SHORT PROBLEM: Gather all lines with the word "axis" in them.

RECORD SET:
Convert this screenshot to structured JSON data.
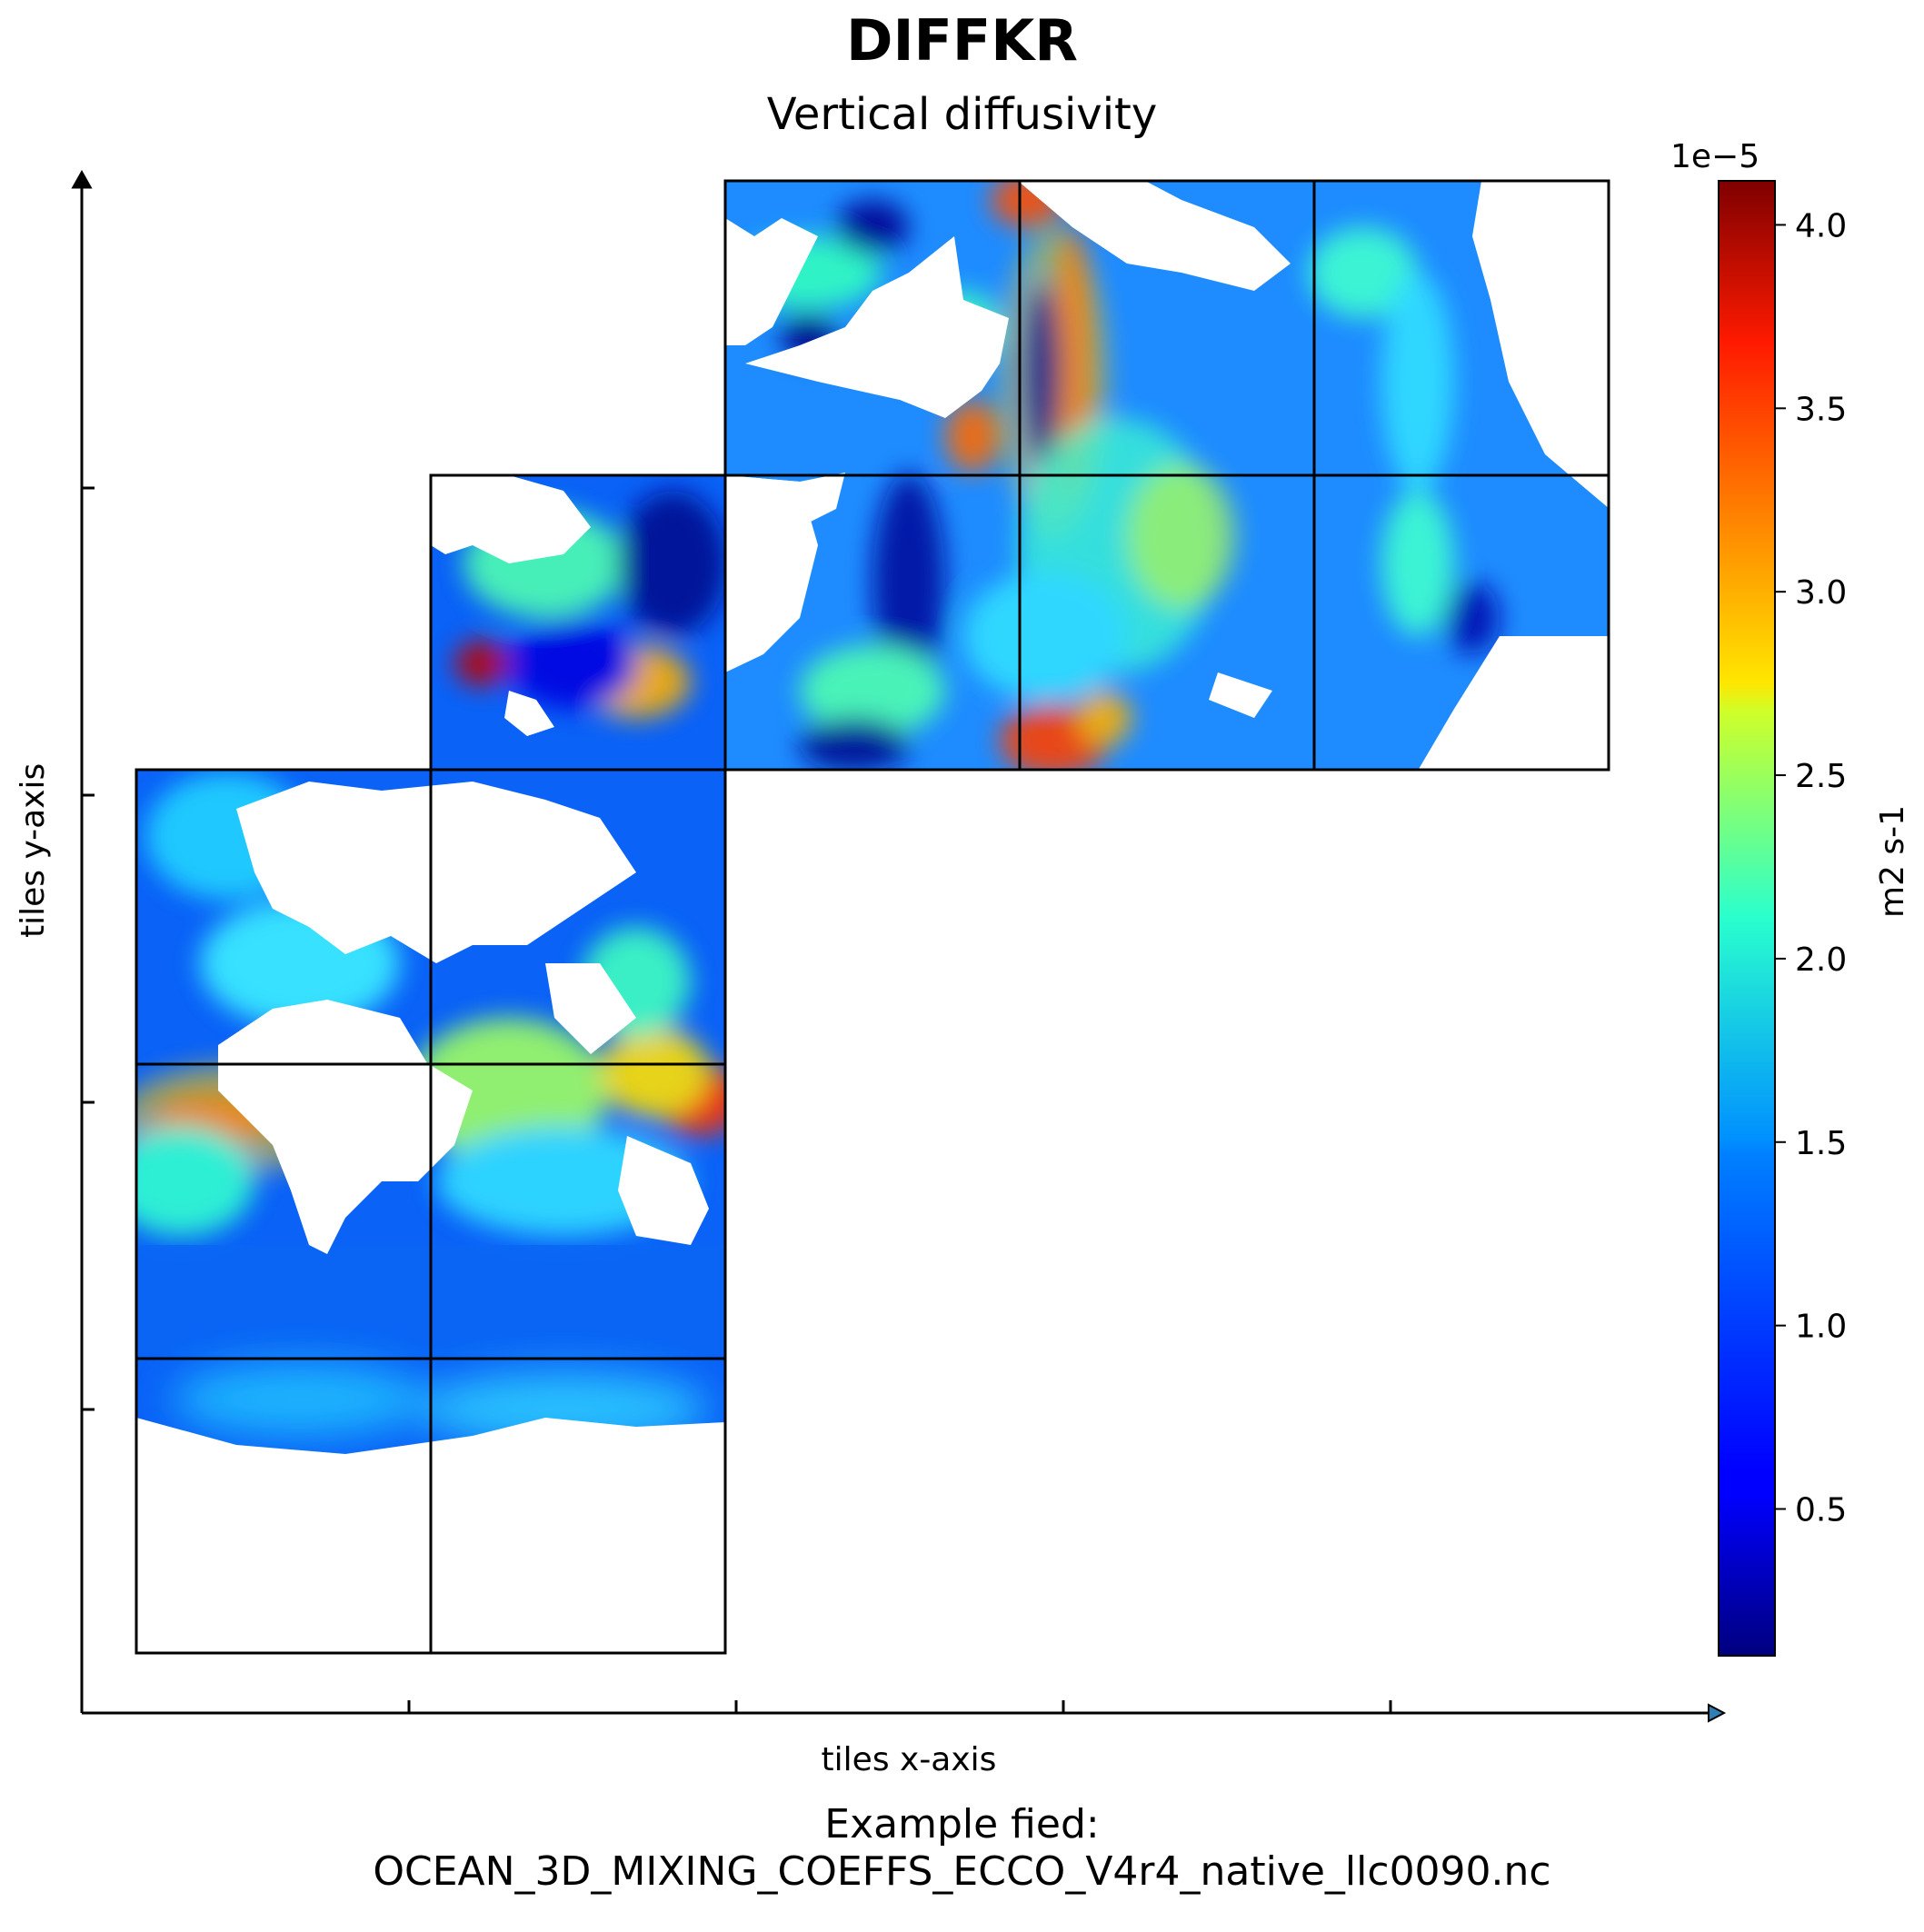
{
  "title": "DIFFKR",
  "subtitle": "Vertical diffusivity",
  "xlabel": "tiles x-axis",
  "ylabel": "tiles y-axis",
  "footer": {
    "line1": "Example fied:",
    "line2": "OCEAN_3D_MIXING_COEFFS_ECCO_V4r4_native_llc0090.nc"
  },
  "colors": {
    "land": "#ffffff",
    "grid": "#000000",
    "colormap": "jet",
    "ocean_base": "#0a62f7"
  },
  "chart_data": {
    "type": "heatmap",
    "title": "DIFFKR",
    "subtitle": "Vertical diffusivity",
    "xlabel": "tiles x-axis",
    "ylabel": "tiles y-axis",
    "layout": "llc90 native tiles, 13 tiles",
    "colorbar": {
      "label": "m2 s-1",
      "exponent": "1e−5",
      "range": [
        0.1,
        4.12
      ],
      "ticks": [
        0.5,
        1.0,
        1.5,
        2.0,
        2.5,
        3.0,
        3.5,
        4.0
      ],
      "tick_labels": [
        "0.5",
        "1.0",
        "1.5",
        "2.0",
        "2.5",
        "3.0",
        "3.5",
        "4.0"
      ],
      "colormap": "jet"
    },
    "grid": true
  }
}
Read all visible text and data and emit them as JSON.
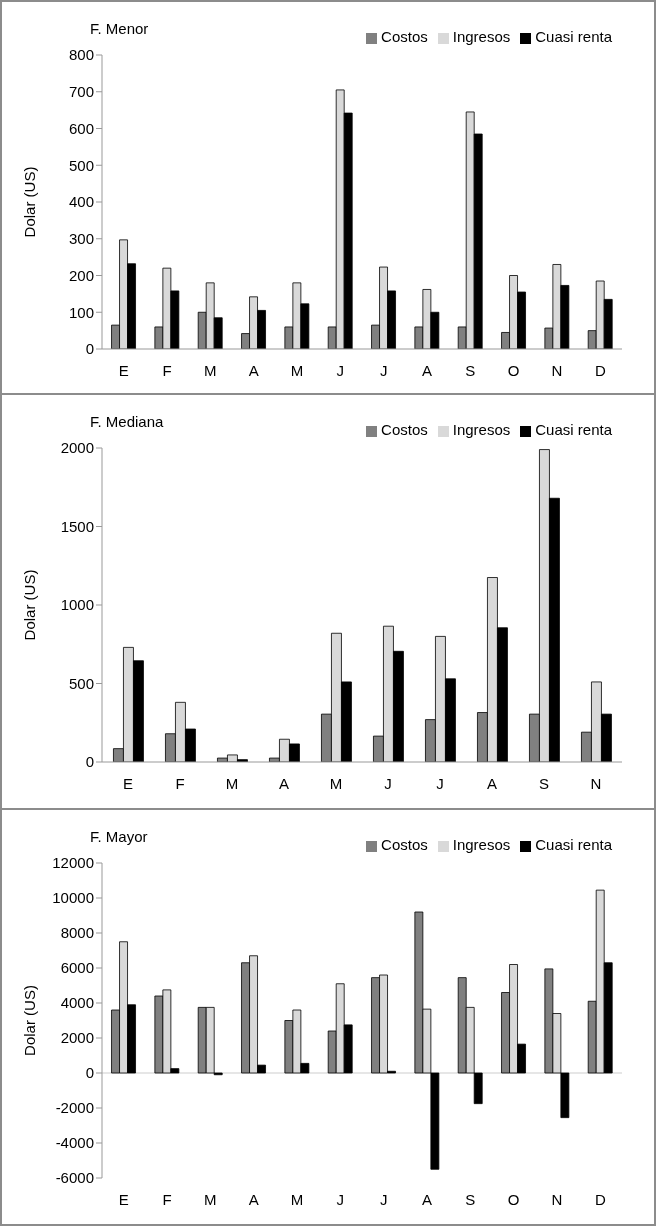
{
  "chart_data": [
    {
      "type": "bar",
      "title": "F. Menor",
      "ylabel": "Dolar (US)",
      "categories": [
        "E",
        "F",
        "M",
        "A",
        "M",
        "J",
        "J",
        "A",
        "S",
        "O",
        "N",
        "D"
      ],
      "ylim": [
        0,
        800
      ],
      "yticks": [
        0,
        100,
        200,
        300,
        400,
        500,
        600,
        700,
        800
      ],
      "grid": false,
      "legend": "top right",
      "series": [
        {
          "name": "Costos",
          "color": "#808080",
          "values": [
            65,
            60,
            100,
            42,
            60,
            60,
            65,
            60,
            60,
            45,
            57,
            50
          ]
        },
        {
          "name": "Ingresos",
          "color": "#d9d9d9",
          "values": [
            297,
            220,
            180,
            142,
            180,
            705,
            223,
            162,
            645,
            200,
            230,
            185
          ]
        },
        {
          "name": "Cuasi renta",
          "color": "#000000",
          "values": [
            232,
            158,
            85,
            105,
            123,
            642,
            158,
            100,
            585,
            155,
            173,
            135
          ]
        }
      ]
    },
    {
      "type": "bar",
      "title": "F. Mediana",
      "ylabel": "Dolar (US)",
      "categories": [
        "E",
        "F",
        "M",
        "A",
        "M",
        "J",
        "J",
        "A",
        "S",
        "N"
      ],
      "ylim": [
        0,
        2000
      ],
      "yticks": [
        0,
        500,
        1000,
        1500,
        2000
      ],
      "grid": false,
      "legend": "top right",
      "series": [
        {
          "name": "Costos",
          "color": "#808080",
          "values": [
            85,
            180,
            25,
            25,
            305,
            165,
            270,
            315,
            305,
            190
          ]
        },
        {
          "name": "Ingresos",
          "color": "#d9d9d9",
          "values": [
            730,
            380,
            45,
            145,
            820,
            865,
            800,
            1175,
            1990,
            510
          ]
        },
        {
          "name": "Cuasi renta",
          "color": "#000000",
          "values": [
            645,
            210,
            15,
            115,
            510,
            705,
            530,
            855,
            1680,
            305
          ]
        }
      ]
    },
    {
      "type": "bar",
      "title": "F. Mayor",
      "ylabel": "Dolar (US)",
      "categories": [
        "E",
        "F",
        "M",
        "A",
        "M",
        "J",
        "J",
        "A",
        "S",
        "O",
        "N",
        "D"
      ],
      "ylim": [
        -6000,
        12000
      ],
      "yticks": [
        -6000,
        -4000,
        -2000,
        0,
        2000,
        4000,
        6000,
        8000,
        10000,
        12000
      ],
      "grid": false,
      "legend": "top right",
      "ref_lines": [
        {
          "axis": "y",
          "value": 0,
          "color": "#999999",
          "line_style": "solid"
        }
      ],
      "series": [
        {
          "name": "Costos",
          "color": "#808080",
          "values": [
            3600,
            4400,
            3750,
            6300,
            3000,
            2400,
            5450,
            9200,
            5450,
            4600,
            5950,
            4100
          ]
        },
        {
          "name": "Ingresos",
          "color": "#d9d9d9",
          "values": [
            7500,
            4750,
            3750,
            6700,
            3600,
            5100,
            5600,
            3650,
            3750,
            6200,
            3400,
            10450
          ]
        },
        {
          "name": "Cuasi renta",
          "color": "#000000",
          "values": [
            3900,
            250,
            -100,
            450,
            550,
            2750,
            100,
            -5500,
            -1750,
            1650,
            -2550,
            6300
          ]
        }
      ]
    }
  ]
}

SOLVED EXERCISE:
  "xlabel": "tiles x-axis",
  "ylabel": "tiles y-axis",
    "xlabel": "tiles x-axis",
    "ylabel": "tiles y-axis",
          "axis": "y",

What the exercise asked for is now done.